SET PROBLEM: Print all of the entries exactly, minus the pictures.

PROVIDED RECORDS:

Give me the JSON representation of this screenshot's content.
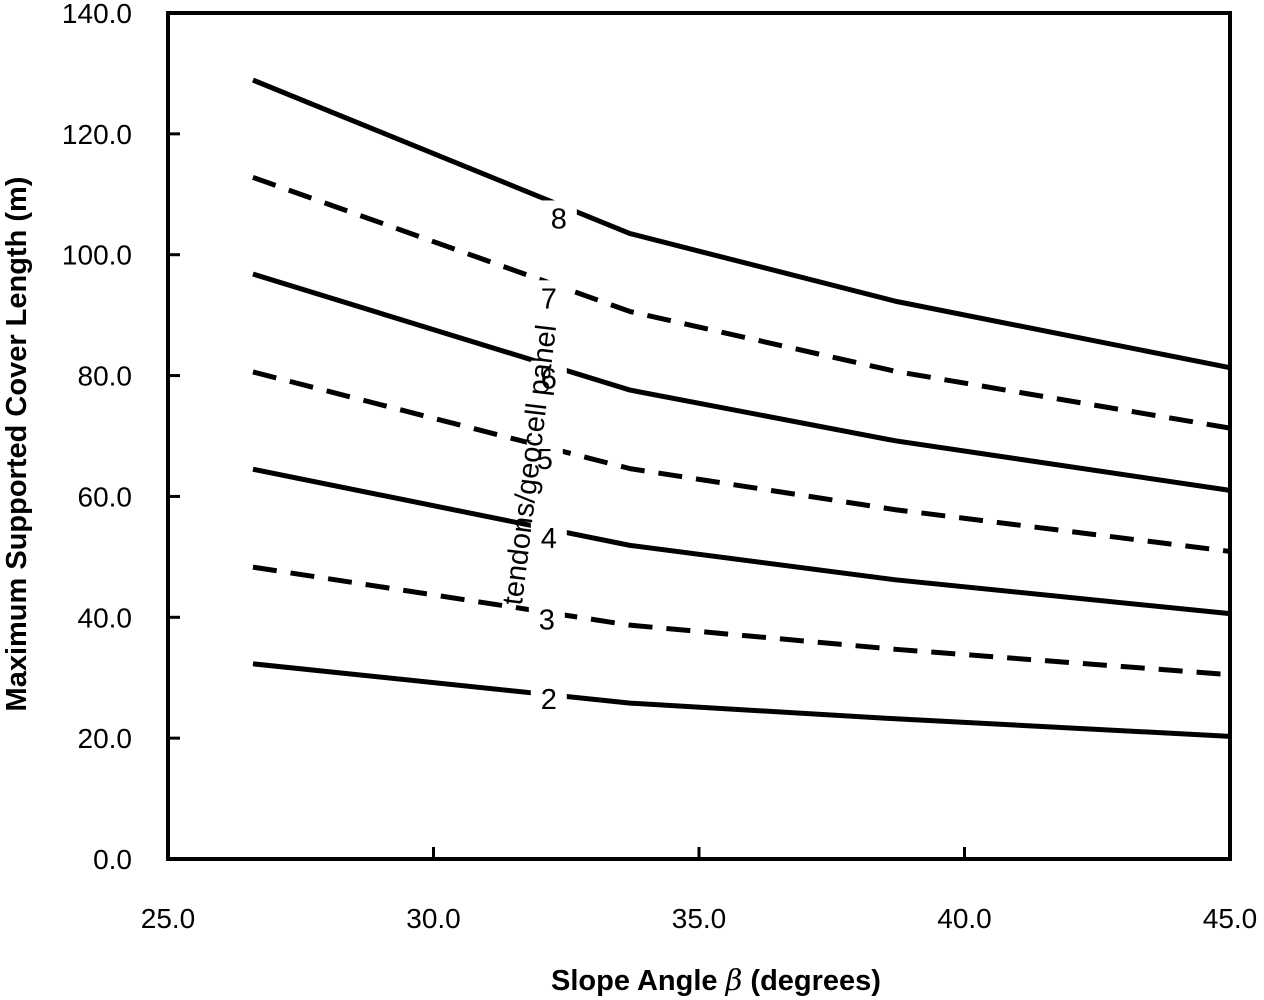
{
  "chart_data": {
    "type": "line",
    "xlabel_prefix": "Slope Angle ",
    "xlabel_symbol": "β",
    "xlabel_suffix": " (degrees)",
    "ylabel": "Maximum Supported Cover Length (m)",
    "xlim": [
      25.0,
      45.0
    ],
    "ylim": [
      0.0,
      140.0
    ],
    "xticks": [
      "25.0",
      "30.0",
      "35.0",
      "40.0",
      "45.0"
    ],
    "xtick_values": [
      25,
      30,
      35,
      40,
      45
    ],
    "yticks": [
      "0.0",
      "20.0",
      "40.0",
      "60.0",
      "80.0",
      "100.0",
      "120.0",
      "140.0"
    ],
    "ytick_values": [
      0,
      20,
      40,
      60,
      80,
      100,
      120,
      140
    ],
    "grid": false,
    "annotation": "tendons/geocell panel",
    "x": [
      26.6,
      33.7,
      38.7,
      45.0
    ],
    "series": [
      {
        "name": "2",
        "dashed": false,
        "values": [
          32.3,
          25.8,
          23.2,
          20.3
        ]
      },
      {
        "name": "3",
        "dashed": true,
        "values": [
          48.3,
          38.7,
          34.7,
          30.5
        ]
      },
      {
        "name": "4",
        "dashed": false,
        "values": [
          64.5,
          51.9,
          46.2,
          40.6
        ]
      },
      {
        "name": "5",
        "dashed": true,
        "values": [
          80.6,
          64.6,
          57.8,
          50.9
        ]
      },
      {
        "name": "6",
        "dashed": false,
        "values": [
          96.8,
          77.6,
          69.2,
          61.0
        ]
      },
      {
        "name": "7",
        "dashed": true,
        "values": [
          112.8,
          90.6,
          80.7,
          71.3
        ]
      },
      {
        "name": "8",
        "dashed": false,
        "values": [
          128.9,
          103.5,
          92.3,
          81.3
        ]
      }
    ]
  }
}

ANSWER TO THE EXERCISE:
Give me the JSON representation of this screenshot's content.
{
  "chart_data": {
    "type": "line",
    "xlabel_prefix": "Slope Angle ",
    "xlabel_symbol": "β",
    "xlabel_suffix": " (degrees)",
    "ylabel": "Maximum Supported Cover Length (m)",
    "xlim": [
      25.0,
      45.0
    ],
    "ylim": [
      0.0,
      140.0
    ],
    "xticks": [
      "25.0",
      "30.0",
      "35.0",
      "40.0",
      "45.0"
    ],
    "xtick_values": [
      25,
      30,
      35,
      40,
      45
    ],
    "yticks": [
      "0.0",
      "20.0",
      "40.0",
      "60.0",
      "80.0",
      "100.0",
      "120.0",
      "140.0"
    ],
    "ytick_values": [
      0,
      20,
      40,
      60,
      80,
      100,
      120,
      140
    ],
    "grid": false,
    "annotation": "tendons/geocell panel",
    "x": [
      26.6,
      33.7,
      38.7,
      45.0
    ],
    "series": [
      {
        "name": "2",
        "dashed": false,
        "values": [
          32.3,
          25.8,
          23.2,
          20.3
        ]
      },
      {
        "name": "3",
        "dashed": true,
        "values": [
          48.3,
          38.7,
          34.7,
          30.5
        ]
      },
      {
        "name": "4",
        "dashed": false,
        "values": [
          64.5,
          51.9,
          46.2,
          40.6
        ]
      },
      {
        "name": "5",
        "dashed": true,
        "values": [
          80.6,
          64.6,
          57.8,
          50.9
        ]
      },
      {
        "name": "6",
        "dashed": false,
        "values": [
          96.8,
          77.6,
          69.2,
          61.0
        ]
      },
      {
        "name": "7",
        "dashed": true,
        "values": [
          112.8,
          90.6,
          80.7,
          71.3
        ]
      },
      {
        "name": "8",
        "dashed": false,
        "values": [
          128.9,
          103.5,
          92.3,
          81.3
        ]
      }
    ]
  }
}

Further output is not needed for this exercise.